## [What is needed]
Put every line of the listing below into a Markdown table with the columns Row and Line, numbering the rows and skipping blank lines.

Begin Extracted material

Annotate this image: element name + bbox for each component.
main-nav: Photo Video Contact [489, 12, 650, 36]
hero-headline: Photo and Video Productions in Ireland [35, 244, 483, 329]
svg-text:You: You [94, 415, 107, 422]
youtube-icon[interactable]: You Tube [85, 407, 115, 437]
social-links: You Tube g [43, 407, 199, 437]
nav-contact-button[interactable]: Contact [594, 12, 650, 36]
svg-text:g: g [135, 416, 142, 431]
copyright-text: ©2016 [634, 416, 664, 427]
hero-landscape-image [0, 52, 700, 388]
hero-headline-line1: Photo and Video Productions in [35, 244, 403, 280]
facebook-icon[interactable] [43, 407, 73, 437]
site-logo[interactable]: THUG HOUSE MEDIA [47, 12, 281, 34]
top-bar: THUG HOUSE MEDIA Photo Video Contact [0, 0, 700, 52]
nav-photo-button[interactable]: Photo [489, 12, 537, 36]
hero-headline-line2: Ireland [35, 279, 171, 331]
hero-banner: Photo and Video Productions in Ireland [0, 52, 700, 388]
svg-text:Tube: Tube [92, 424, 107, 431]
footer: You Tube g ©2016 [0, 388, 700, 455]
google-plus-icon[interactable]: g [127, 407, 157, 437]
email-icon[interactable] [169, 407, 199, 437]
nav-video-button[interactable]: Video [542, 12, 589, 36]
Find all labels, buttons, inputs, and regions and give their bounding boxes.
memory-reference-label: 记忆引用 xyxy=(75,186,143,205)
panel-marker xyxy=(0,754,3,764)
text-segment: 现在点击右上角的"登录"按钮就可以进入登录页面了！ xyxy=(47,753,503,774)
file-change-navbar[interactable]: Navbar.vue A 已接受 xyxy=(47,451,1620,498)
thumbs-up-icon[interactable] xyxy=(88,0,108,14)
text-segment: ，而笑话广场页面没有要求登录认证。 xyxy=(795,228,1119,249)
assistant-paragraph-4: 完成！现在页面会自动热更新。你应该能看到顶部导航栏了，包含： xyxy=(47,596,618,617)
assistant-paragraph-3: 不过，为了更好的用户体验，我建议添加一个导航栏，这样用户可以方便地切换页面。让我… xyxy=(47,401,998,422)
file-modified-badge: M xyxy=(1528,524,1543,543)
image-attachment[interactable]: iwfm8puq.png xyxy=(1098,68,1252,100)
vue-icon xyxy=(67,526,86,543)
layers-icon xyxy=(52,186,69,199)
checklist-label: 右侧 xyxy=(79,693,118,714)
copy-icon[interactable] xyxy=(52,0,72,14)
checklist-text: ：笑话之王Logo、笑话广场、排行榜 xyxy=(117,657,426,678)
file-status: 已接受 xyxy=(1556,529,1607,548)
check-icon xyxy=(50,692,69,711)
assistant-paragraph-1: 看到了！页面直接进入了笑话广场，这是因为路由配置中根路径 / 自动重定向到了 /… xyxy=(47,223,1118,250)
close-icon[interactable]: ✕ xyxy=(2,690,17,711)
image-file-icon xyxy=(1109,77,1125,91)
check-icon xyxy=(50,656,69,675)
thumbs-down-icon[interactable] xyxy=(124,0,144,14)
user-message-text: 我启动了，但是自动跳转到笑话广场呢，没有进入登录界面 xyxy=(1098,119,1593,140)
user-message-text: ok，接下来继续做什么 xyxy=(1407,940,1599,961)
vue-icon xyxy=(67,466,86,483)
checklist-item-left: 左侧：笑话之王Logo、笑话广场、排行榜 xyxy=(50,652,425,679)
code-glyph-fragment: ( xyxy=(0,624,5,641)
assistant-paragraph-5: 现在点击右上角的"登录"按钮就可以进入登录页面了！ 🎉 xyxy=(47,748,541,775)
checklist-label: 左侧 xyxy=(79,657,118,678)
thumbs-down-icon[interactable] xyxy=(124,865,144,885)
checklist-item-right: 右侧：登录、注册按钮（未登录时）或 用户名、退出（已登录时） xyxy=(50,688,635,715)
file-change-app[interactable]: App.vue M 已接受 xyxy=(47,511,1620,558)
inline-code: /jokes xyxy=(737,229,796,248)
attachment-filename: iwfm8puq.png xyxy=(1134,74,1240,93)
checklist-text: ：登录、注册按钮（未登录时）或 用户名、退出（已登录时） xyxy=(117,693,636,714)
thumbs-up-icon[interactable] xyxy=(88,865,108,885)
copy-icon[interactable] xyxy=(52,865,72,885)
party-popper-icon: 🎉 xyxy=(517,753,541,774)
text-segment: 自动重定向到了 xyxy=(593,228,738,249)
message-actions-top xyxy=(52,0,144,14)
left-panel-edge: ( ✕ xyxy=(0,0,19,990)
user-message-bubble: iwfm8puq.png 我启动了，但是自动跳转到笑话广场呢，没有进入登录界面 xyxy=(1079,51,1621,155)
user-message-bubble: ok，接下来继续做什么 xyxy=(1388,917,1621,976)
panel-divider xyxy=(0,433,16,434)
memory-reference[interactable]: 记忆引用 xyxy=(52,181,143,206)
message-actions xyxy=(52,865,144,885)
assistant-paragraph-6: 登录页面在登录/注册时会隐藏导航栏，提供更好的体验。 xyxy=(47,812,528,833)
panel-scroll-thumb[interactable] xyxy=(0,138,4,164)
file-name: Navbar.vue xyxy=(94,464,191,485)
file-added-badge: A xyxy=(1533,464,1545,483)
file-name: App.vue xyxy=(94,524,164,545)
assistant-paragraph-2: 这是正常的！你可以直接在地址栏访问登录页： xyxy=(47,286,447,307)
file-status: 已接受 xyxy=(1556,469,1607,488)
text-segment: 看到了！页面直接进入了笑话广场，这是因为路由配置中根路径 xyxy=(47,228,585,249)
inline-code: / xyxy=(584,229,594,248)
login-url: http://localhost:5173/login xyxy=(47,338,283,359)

End Extracted material

## [Response to the exercise]
| Row | Line |
|---|---|
| 1 | Annotate this image: element name + bbox for each component. |
| 2 | main-nav: Photo Video Contact [489, 12, 650, 36] |
| 3 | hero-headline: Photo and Video Productions in Ireland [35, 244, 483, 329] |
| 4 | svg-text:You: You [94, 415, 107, 422] |
| 5 | youtube-icon[interactable]: You Tube [85, 407, 115, 437] |
| 6 | social-links: You Tube g [43, 407, 199, 437] |
| 7 | nav-contact-button[interactable]: Contact [594, 12, 650, 36] |
| 8 | svg-text:g: g [135, 416, 142, 431] |
| 9 | copyright-text: ©2016 [634, 416, 664, 427] |
| 10 | hero-landscape-image [0, 52, 700, 388] |
| 11 | hero-headline-line1: Photo and Video Productions in [35, 244, 403, 280] |
| 12 | facebook-icon[interactable] [43, 407, 73, 437] |
| 13 | site-logo[interactable]: THUG HOUSE MEDIA [47, 12, 281, 34] |
| 14 | top-bar: THUG HOUSE MEDIA Photo Video Contact [0, 0, 700, 52] |
| 15 | nav-photo-button[interactable]: Photo [489, 12, 537, 36] |
| 16 | hero-headline-line2: Ireland [35, 279, 171, 331] |
| 17 | hero-banner: Photo and Video Productions in Ireland [0, 52, 700, 388] |
| 18 | svg-text:Tube: Tube [92, 424, 107, 431] |
| 19 | footer: You Tube g ©2016 [0, 388, 700, 455] |
| 20 | google-plus-icon[interactable]: g [127, 407, 157, 437] |
| 21 | email-icon[interactable] [169, 407, 199, 437] |
| 22 | nav-video-button[interactable]: Video [542, 12, 589, 36] |
| 23 | Find all labels, buttons, inputs, and regions and give their bounding boxes. |
| 24 | memory-reference-label: 记忆引用 xyxy=(75,186,143,205) |
| 25 | panel-marker xyxy=(0,754,3,764) |
| 26 | text-segment: 现在点击右上角的"登录"按钮就可以进入登录页面了！ xyxy=(47,753,503,774) |
| 27 | file-change-navbar[interactable]: Navbar.vue A 已接受 xyxy=(47,451,1620,498) |
| 28 | thumbs-up-icon[interactable] xyxy=(88,0,108,14) |
| 29 | text-segment: ，而笑话广场页面没有要求登录认证。 xyxy=(795,228,1119,249) |
| 30 | assistant-paragraph-4: 完成！现在页面会自动热更新。你应该能看到顶部导航栏了，包含： xyxy=(47,596,618,617) |
| 31 | assistant-paragraph-3: 不过，为了更好的用户体验，我建议添加一个导航栏，这样用户可以方便地切换页面。让我… xyxy=(47,401,998,422) |
| 32 | file-modified-badge: M xyxy=(1528,524,1543,543) |
| 33 | image-attachment[interactable]: iwfm8puq.png xyxy=(1098,68,1252,100) |
| 34 | vue-icon xyxy=(67,526,86,543) |
| 35 | layers-icon xyxy=(52,186,69,199) |
| 36 | checklist-label: 右侧 xyxy=(79,693,118,714) |
| 37 | copy-icon[interactable] xyxy=(52,0,72,14) |
| 38 | checklist-text: ：笑话之王Logo、笑话广场、排行榜 xyxy=(117,657,426,678) |
| 39 | file-status: 已接受 xyxy=(1556,529,1607,548) |
| 40 | check-icon xyxy=(50,692,69,711) |
| 41 | assistant-paragraph-1: 看到了！页面直接进入了笑话广场，这是因为路由配置中根路径 / 自动重定向到了 /… xyxy=(47,223,1118,250) |
| 42 | close-icon[interactable]: ✕ xyxy=(2,690,17,711) |
| 43 | image-file-icon xyxy=(1109,77,1125,91) |
| 44 | check-icon xyxy=(50,656,69,675) |
| 45 | thumbs-down-icon[interactable] xyxy=(124,0,144,14) |
| 46 | user-message-text: 我启动了，但是自动跳转到笑话广场呢，没有进入登录界面 xyxy=(1098,119,1593,140) |
| 47 | user-message-text: ok，接下来继续做什么 xyxy=(1407,940,1599,961) |
| 48 | vue-icon xyxy=(67,466,86,483) |
| 49 | checklist-item-left: 左侧：笑话之王Logo、笑话广场、排行榜 xyxy=(50,652,425,679) |
| 50 | code-glyph-fragment: ( xyxy=(0,624,5,641) |
| 51 | assistant-paragraph-5: 现在点击右上角的"登录"按钮就可以进入登录页面了！ 🎉 xyxy=(47,748,541,775) |
| 52 | checklist-label: 左侧 xyxy=(79,657,118,678) |
| 53 | thumbs-down-icon[interactable] xyxy=(124,865,144,885) |
| 54 | checklist-item-right: 右侧：登录、注册按钮（未登录时）或 用户名、退出（已登录时） xyxy=(50,688,635,715) |
| 55 | file-change-app[interactable]: App.vue M 已接受 xyxy=(47,511,1620,558) |
| 56 | inline-code: /jokes xyxy=(737,229,796,248) |
| 57 | attachment-filename: iwfm8puq.png xyxy=(1134,74,1240,93) |
| 58 | checklist-text: ：登录、注册按钮（未登录时）或 用户名、退出（已登录时） xyxy=(117,693,636,714) |
| 59 | thumbs-up-icon[interactable] xyxy=(88,865,108,885) |
| 60 | copy-icon[interactable] xyxy=(52,865,72,885) |
| 61 | party-popper-icon: 🎉 xyxy=(517,753,541,774) |
| 62 | text-segment: 自动重定向到了 xyxy=(593,228,738,249) |
| 63 | message-actions-top xyxy=(52,0,144,14) |
| 64 | left-panel-edge: ( ✕ xyxy=(0,0,19,990) |
| 65 | user-message-bubble: iwfm8puq.png 我启动了，但是自动跳转到笑话广场呢，没有进入登录界面 xyxy=(1079,51,1621,155) |
| 66 | user-message-bubble: ok，接下来继续做什么 xyxy=(1388,917,1621,976) |
| 67 | panel-divider xyxy=(0,433,16,434) |
| 68 | memory-reference[interactable]: 记忆引用 xyxy=(52,181,143,206) |
| 69 | message-actions xyxy=(52,865,144,885) |
| 70 | assistant-paragraph-6: 登录页面在登录/注册时会隐藏导航栏，提供更好的体验。 xyxy=(47,812,528,833) |
| 71 | panel-scroll-thumb[interactable] xyxy=(0,138,4,164) |
| 72 | file-name: Navbar.vue xyxy=(94,464,191,485) |
| 73 | file-added-badge: A xyxy=(1533,464,1545,483) |
| 74 | file-name: App.vue xyxy=(94,524,164,545) |
| 75 | assistant-paragraph-2: 这是正常的！你可以直接在地址栏访问登录页： xyxy=(47,286,447,307) |
| 76 | file-status: 已接受 xyxy=(1556,469,1607,488) |
| 77 | text-segment: 看到了！页面直接进入了笑话广场，这是因为路由配置中根路径 xyxy=(47,228,585,249) |
| 78 | inline-code: / xyxy=(584,229,594,248) |
| 79 | login-url: http://localhost:5173/login xyxy=(47,338,283,359) |